### [Your objective]
Here are some records. Copy each one exactly.

Figure content listings:
-----
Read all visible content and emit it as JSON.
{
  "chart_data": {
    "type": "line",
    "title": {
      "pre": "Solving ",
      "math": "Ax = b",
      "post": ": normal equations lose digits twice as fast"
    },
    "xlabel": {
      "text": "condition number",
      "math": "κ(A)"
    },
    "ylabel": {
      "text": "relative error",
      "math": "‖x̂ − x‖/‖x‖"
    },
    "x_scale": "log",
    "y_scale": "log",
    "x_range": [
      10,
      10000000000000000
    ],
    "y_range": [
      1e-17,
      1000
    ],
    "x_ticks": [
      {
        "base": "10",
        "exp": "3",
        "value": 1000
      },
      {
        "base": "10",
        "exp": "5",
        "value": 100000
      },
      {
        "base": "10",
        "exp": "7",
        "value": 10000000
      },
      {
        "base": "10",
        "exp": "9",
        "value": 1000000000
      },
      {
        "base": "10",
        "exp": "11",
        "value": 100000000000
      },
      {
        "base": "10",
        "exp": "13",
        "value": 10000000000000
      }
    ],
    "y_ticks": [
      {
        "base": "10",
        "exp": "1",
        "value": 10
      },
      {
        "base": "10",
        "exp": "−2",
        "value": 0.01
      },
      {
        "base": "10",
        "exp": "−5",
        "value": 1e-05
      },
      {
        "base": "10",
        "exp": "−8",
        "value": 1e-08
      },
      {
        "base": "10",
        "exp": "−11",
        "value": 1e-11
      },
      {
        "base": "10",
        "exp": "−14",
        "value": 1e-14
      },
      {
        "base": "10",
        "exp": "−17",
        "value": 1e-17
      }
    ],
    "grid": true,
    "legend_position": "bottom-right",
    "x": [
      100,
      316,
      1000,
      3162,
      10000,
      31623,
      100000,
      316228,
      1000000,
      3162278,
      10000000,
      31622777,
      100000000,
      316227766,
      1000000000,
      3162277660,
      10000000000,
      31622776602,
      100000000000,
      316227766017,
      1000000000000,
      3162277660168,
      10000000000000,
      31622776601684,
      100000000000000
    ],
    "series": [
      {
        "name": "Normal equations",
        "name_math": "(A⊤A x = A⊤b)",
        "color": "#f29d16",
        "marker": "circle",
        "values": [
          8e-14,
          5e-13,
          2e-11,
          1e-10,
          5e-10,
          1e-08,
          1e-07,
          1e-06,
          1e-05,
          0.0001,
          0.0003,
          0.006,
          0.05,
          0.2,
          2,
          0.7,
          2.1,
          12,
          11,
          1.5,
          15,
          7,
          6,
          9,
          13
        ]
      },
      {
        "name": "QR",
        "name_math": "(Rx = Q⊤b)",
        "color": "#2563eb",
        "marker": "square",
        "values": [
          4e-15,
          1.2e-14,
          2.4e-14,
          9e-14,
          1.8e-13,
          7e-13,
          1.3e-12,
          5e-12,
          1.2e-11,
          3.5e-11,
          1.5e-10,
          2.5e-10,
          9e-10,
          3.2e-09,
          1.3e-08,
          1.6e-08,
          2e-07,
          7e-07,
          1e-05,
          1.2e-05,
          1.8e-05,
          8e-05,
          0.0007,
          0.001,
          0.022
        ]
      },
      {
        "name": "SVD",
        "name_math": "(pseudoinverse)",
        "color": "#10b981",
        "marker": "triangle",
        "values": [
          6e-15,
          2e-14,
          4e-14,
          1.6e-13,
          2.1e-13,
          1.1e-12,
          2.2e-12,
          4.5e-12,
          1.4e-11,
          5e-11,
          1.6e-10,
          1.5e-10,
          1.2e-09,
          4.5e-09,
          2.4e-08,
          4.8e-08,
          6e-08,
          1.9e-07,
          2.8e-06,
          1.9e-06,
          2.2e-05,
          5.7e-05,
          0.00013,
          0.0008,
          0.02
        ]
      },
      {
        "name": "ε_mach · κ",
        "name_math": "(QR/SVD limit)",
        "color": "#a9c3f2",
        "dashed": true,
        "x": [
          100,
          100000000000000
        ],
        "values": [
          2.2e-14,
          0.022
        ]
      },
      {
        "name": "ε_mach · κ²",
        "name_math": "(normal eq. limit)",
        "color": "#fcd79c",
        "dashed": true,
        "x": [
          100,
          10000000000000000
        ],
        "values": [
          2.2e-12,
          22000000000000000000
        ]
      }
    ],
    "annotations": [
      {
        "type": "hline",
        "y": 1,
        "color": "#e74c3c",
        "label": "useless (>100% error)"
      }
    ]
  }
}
-----
### [Finished task]
Read all visible content and emit it as JSON.
{
  "chart_data": {
    "type": "line",
    "title": {
      "pre": "Solving ",
      "math": "Ax = b",
      "post": ": normal equations lose digits twice as fast"
    },
    "xlabel": {
      "text": "condition number",
      "math": "κ(A)"
    },
    "ylabel": {
      "text": "relative error",
      "math": "‖x̂ − x‖/‖x‖"
    },
    "x_scale": "log",
    "y_scale": "log",
    "x_range": [
      10,
      10000000000000000
    ],
    "y_range": [
      1e-17,
      1000
    ],
    "x_ticks": [
      {
        "base": "10",
        "exp": "3",
        "value": 1000
      },
      {
        "base": "10",
        "exp": "5",
        "value": 100000
      },
      {
        "base": "10",
        "exp": "7",
        "value": 10000000
      },
      {
        "base": "10",
        "exp": "9",
        "value": 1000000000
      },
      {
        "base": "10",
        "exp": "11",
        "value": 100000000000
      },
      {
        "base": "10",
        "exp": "13",
        "value": 10000000000000
      }
    ],
    "y_ticks": [
      {
        "base": "10",
        "exp": "1",
        "value": 10
      },
      {
        "base": "10",
        "exp": "−2",
        "value": 0.01
      },
      {
        "base": "10",
        "exp": "−5",
        "value": 1e-05
      },
      {
        "base": "10",
        "exp": "−8",
        "value": 1e-08
      },
      {
        "base": "10",
        "exp": "−11",
        "value": 1e-11
      },
      {
        "base": "10",
        "exp": "−14",
        "value": 1e-14
      },
      {
        "base": "10",
        "exp": "−17",
        "value": 1e-17
      }
    ],
    "grid": true,
    "legend_position": "bottom-right",
    "x": [
      100,
      316,
      1000,
      3162,
      10000,
      31623,
      100000,
      316228,
      1000000,
      3162278,
      10000000,
      31622777,
      100000000,
      316227766,
      1000000000,
      3162277660,
      10000000000,
      31622776602,
      100000000000,
      316227766017,
      1000000000000,
      3162277660168,
      10000000000000,
      31622776601684,
      100000000000000
    ],
    "series": [
      {
        "name": "Normal equations",
        "name_math": "(A⊤A x = A⊤b)",
        "color": "#f29d16",
        "marker": "circle",
        "values": [
          8e-14,
          5e-13,
          2e-11,
          1e-10,
          5e-10,
          1e-08,
          1e-07,
          1e-06,
          1e-05,
          0.0001,
          0.0003,
          0.006,
          0.05,
          0.2,
          2,
          0.7,
          2.1,
          12,
          11,
          1.5,
          15,
          7,
          6,
          9,
          13
        ]
      },
      {
        "name": "QR",
        "name_math": "(Rx = Q⊤b)",
        "color": "#2563eb",
        "marker": "square",
        "values": [
          4e-15,
          1.2e-14,
          2.4e-14,
          9e-14,
          1.8e-13,
          7e-13,
          1.3e-12,
          5e-12,
          1.2e-11,
          3.5e-11,
          1.5e-10,
          2.5e-10,
          9e-10,
          3.2e-09,
          1.3e-08,
          1.6e-08,
          2e-07,
          7e-07,
          1e-05,
          1.2e-05,
          1.8e-05,
          8e-05,
          0.0007,
          0.001,
          0.022
        ]
      },
      {
        "name": "SVD",
        "name_math": "(pseudoinverse)",
        "color": "#10b981",
        "marker": "triangle",
        "values": [
          6e-15,
          2e-14,
          4e-14,
          1.6e-13,
          2.1e-13,
          1.1e-12,
          2.2e-12,
          4.5e-12,
          1.4e-11,
          5e-11,
          1.6e-10,
          1.5e-10,
          1.2e-09,
          4.5e-09,
          2.4e-08,
          4.8e-08,
          6e-08,
          1.9e-07,
          2.8e-06,
          1.9e-06,
          2.2e-05,
          5.7e-05,
          0.00013,
          0.0008,
          0.02
        ]
      },
      {
        "name": "ε_mach · κ",
        "name_math": "(QR/SVD limit)",
        "color": "#a9c3f2",
        "dashed": true,
        "x": [
          100,
          100000000000000
        ],
        "values": [
          2.2e-14,
          0.022
        ]
      },
      {
        "name": "ε_mach · κ²",
        "name_math": "(normal eq. limit)",
        "color": "#fcd79c",
        "dashed": true,
        "x": [
          100,
          10000000000000000
        ],
        "values": [
          2.2e-12,
          22000000000000000000
        ]
      }
    ],
    "annotations": [
      {
        "type": "hline",
        "y": 1,
        "color": "#e74c3c",
        "label": "useless (>100% error)"
      }
    ]
  }
}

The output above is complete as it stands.